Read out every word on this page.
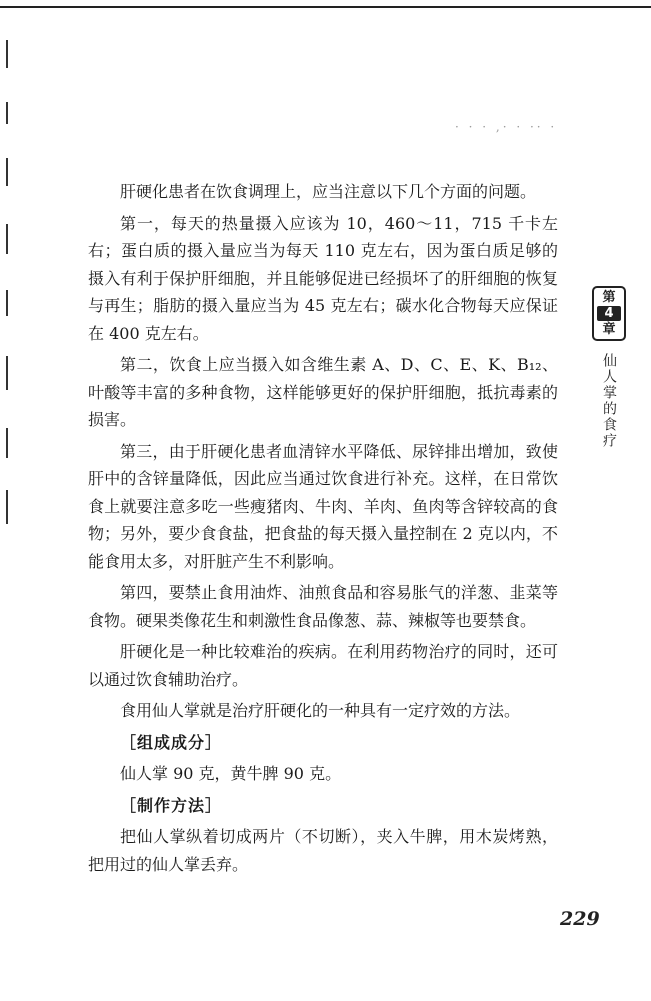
· · · ,· · ·· ·

肝硬化患者在饮食调理上，应当注意以下几个方面的问题。

第一，每天的热量摄入应该为 10，460～11，715 千卡左右；蛋白质的摄入量应当为每天 110 克左右，因为蛋白质足够的摄入有利于保护肝细胞，并且能够促进已经损坏了的肝细胞的恢复与再生；脂肪的摄入量应当为 45 克左右；碳水化合物每天应保证在 400 克左右。

第二，饮食上应当摄入如含维生素 A、D、C、E、K、B₁₂、叶酸等丰富的多种食物，这样能够更好的保护肝细胞，抵抗毒素的损害。

第三，由于肝硬化患者血清锌水平降低、尿锌排出增加，致使肝中的含锌量降低，因此应当通过饮食进行补充。这样，在日常饮食上就要注意多吃一些瘦猪肉、牛肉、羊肉、鱼肉等含锌较高的食物；另外，要少食食盐，把食盐的每天摄入量控制在 2 克以内，不能食用太多，对肝脏产生不利影响。

第四，要禁止食用油炸、油煎食品和容易胀气的洋葱、韭菜等食物。硬果类像花生和刺激性食品像葱、蒜、辣椒等也要禁食。

肝硬化是一种比较难治的疾病。在利用药物治疗的同时，还可以通过饮食辅助治疗。

食用仙人掌就是治疗肝硬化的一种具有一定疗效的方法。

［组成成分］

仙人掌 90 克，黄牛脾 90 克。

［制作方法］

把仙人掌纵着切成两片（不切断），夹入牛脾，用木炭烤熟，把用过的仙人掌丢弃。

第
4
章
仙人掌的食疗
229
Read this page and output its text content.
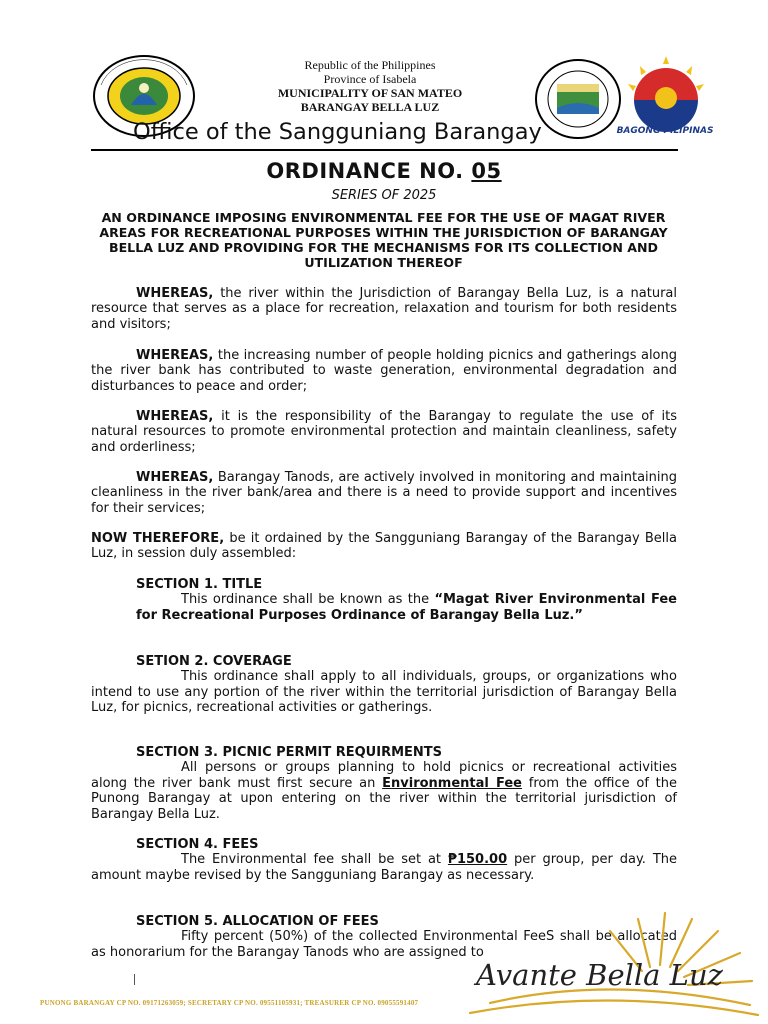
Republic of the Philippines
Province of Isabela
MUNICIPALITY OF SAN MATEO
BARANGAY BELLA LUZ
BAGONG PILIPINAS
Office of the Sangguniang Barangay
ORDINANCE NO. 05
SERIES OF 2025
AN ORDINANCE IMPOSING ENVIRONMENTAL FEE FOR THE USE OF MAGAT RIVER AREAS FOR RECREATIONAL PURPOSES WITHIN THE JURISDICTION OF BARANGAY BELLA LUZ AND PROVIDING FOR THE MECHANISMS FOR ITS COLLECTION AND UTILIZATION THEREOF
WHEREAS, the river within the Jurisdiction of Barangay Bella Luz, is a natural resource that serves as a place for recreation, relaxation and tourism for both residents and visitors;
WHEREAS, the increasing number of people holding picnics and gatherings along the river bank has contributed to waste generation, environmental degradation and disturbances to peace and order;
WHEREAS, it is the responsibility of the Barangay to regulate the use of its natural resources to promote environmental protection and maintain cleanliness, safety and orderliness;
WHEREAS, Barangay Tanods, are actively involved in monitoring and maintaining cleanliness in the river bank/area and there is a need to provide support and incentives for their services;
NOW THEREFORE, be it ordained by the Sangguniang Barangay of the Barangay Bella Luz, in session duly assembled:
SECTION 1. TITLE
This ordinance shall be known as the “Magat River Environmental Fee for Recreational Purposes Ordinance of Barangay Bella Luz.”
SETION 2. COVERAGE
This ordinance shall apply to all individuals, groups, or organizations who intend to use any portion of the river within the territorial jurisdiction of Barangay Bella Luz, for picnics, recreational activities or gatherings.
SECTION 3. PICNIC PERMIT REQUIRMENTS
All persons or groups planning to hold picnics or recreational activities along the river bank must first secure an Environmental Fee from the office of the Punong Barangay at upon entering on the river within the territorial jurisdiction of Barangay Bella Luz.
SECTION 4. FEES
The Environmental fee shall be set at ₱150.00 per group, per day. The amount maybe revised by the Sangguniang Barangay as necessary.
SECTION 5. ALLOCATION OF FEES
Fifty percent (50%) of the collected Environmental FeeS shall be allocated as honorarium for the Barangay Tanods who are assigned to
Avante Bella Luz
PUNONG BARANGAY CP NO. 09171263059; SECRETARY CP NO. 09551105931; TREASURER CP NO. 09055591407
══════
→ Your objective: Track down the lines that include the word "page" and copy them.

→ Solution below:
Read out every word on this page.
Read this page and output its text content.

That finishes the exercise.